**Work to complete:**
Lift out all lines below that contain "amount".
────
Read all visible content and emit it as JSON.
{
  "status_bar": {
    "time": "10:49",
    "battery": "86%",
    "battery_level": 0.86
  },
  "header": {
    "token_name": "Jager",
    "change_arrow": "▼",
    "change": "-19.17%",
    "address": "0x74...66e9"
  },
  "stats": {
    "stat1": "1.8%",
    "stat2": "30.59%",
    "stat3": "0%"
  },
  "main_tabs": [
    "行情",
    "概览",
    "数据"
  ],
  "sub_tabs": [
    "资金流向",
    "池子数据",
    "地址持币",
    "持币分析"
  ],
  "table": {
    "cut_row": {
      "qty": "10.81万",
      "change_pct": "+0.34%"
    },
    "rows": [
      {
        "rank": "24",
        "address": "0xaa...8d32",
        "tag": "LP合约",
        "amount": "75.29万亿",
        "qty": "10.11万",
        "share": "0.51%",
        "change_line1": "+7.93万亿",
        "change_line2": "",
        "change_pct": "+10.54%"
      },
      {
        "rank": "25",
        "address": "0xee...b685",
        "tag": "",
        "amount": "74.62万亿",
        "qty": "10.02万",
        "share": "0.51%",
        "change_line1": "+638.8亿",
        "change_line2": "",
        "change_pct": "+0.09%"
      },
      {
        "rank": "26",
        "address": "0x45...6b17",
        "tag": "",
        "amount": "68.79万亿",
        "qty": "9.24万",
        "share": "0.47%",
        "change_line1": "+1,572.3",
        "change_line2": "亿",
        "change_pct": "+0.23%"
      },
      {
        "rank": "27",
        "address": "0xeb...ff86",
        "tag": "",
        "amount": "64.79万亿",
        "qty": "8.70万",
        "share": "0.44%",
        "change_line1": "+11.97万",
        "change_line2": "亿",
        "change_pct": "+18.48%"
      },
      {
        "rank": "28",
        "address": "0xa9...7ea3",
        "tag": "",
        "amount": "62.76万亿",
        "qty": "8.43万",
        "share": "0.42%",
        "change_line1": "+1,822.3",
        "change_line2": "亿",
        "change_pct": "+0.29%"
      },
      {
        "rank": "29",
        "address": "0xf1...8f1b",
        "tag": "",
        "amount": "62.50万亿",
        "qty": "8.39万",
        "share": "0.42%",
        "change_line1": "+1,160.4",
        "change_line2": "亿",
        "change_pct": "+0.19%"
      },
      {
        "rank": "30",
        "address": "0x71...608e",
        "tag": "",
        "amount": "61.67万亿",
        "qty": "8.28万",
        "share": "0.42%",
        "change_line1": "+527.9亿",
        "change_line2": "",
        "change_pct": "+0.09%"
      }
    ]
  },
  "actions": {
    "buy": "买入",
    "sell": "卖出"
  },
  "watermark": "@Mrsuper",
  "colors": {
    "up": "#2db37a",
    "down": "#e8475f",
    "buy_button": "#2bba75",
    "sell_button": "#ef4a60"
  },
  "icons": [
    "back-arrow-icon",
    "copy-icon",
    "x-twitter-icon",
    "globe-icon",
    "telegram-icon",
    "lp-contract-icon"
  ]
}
────
**Output of the exercise:**
        "amount": "75.29万亿",
        "amount": "74.62万亿",
        "amount": "68.79万亿",
        "amount": "64.79万亿",
        "amount": "62.76万亿",
        "amount": "62.50万亿",
        "amount": "61.67万亿",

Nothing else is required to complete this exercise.